• [What the task asks]: Copy the lines below word for word, leaving out the pictures.

• [Available records]:
····················
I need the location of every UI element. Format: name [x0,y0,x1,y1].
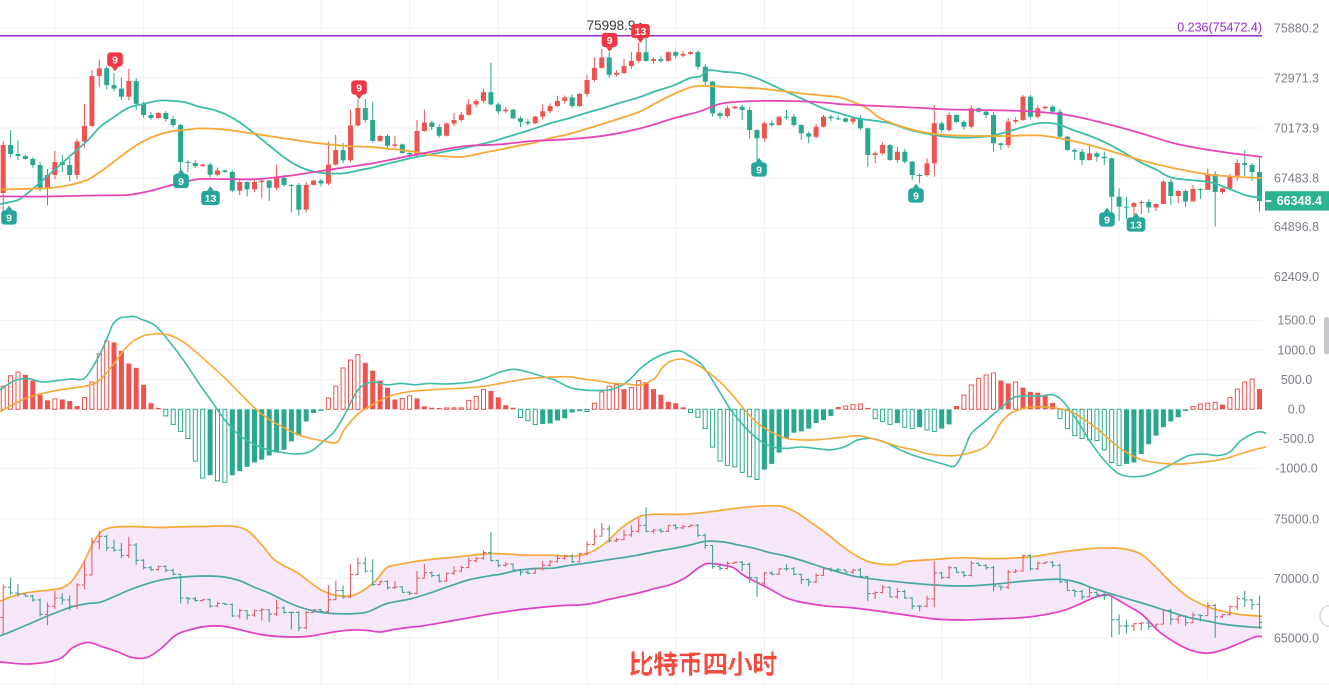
svg-text:70173.9: 70173.9 [1274,121,1319,135]
svg-text:64896.8: 64896.8 [1274,220,1319,234]
svg-text:9: 9 [1104,214,1110,226]
svg-text:65000.0: 65000.0 [1274,631,1319,645]
svg-text:67483.8: 67483.8 [1274,171,1319,185]
svg-text:13: 13 [635,26,647,38]
svg-text:9: 9 [6,212,12,224]
svg-text:75000.0: 75000.0 [1274,512,1319,526]
svg-text:9: 9 [913,190,919,202]
svg-text:62409.0: 62409.0 [1274,270,1319,284]
svg-text:9: 9 [756,164,762,176]
svg-text:1000.0: 1000.0 [1277,343,1315,357]
svg-text:75880.2: 75880.2 [1274,21,1319,35]
svg-text:-500.0: -500.0 [1279,432,1314,446]
svg-text:-1000.0: -1000.0 [1275,462,1317,476]
svg-text:9: 9 [356,82,362,94]
svg-text:9: 9 [112,54,118,66]
svg-text:13: 13 [205,193,217,205]
svg-text:75998.9: 75998.9 [587,18,636,33]
svg-text:13: 13 [1130,219,1142,231]
svg-text:0.0: 0.0 [1288,403,1305,417]
svg-text:0.236(75472.4): 0.236(75472.4) [1177,21,1262,35]
svg-text:500.0: 500.0 [1281,373,1312,387]
svg-text:72971.3: 72971.3 [1274,71,1319,85]
svg-text:66348.4: 66348.4 [1277,194,1322,208]
svg-text:9: 9 [607,35,613,47]
svg-text:1500.0: 1500.0 [1277,314,1315,328]
svg-text:9: 9 [178,176,184,188]
svg-text:70000.0: 70000.0 [1274,572,1319,586]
····················
• [Worked answer]:
I need the location of every UI element. Format: name [x0,y0,x1,y1].
svg-text:70173.9: 70173.9 [1274,121,1319,135]
svg-text:64896.8: 64896.8 [1274,220,1319,234]
svg-text:9: 9 [1104,214,1110,226]
svg-text:65000.0: 65000.0 [1274,631,1319,645]
svg-text:67483.8: 67483.8 [1274,171,1319,185]
svg-text:13: 13 [635,26,647,38]
svg-text:9: 9 [6,212,12,224]
svg-text:75000.0: 75000.0 [1274,512,1319,526]
svg-text:9: 9 [913,190,919,202]
svg-text:62409.0: 62409.0 [1274,270,1319,284]
svg-text:9: 9 [756,164,762,176]
svg-text:1000.0: 1000.0 [1277,343,1315,357]
svg-text:75880.2: 75880.2 [1274,21,1319,35]
svg-text:-500.0: -500.0 [1279,432,1314,446]
svg-text:-1000.0: -1000.0 [1275,462,1317,476]
svg-text:9: 9 [356,82,362,94]
svg-text:9: 9 [112,54,118,66]
svg-text:13: 13 [205,193,217,205]
svg-text:75998.9: 75998.9 [587,18,636,33]
svg-text:13: 13 [1130,219,1142,231]
svg-text:0.0: 0.0 [1288,403,1305,417]
svg-text:0.236(75472.4): 0.236(75472.4) [1177,21,1262,35]
svg-text:500.0: 500.0 [1281,373,1312,387]
svg-text:72971.3: 72971.3 [1274,71,1319,85]
svg-text:66348.4: 66348.4 [1277,194,1322,208]
svg-text:9: 9 [607,35,613,47]
svg-text:1500.0: 1500.0 [1277,314,1315,328]
svg-text:9: 9 [178,176,184,188]
svg-text:70000.0: 70000.0 [1274,572,1319,586]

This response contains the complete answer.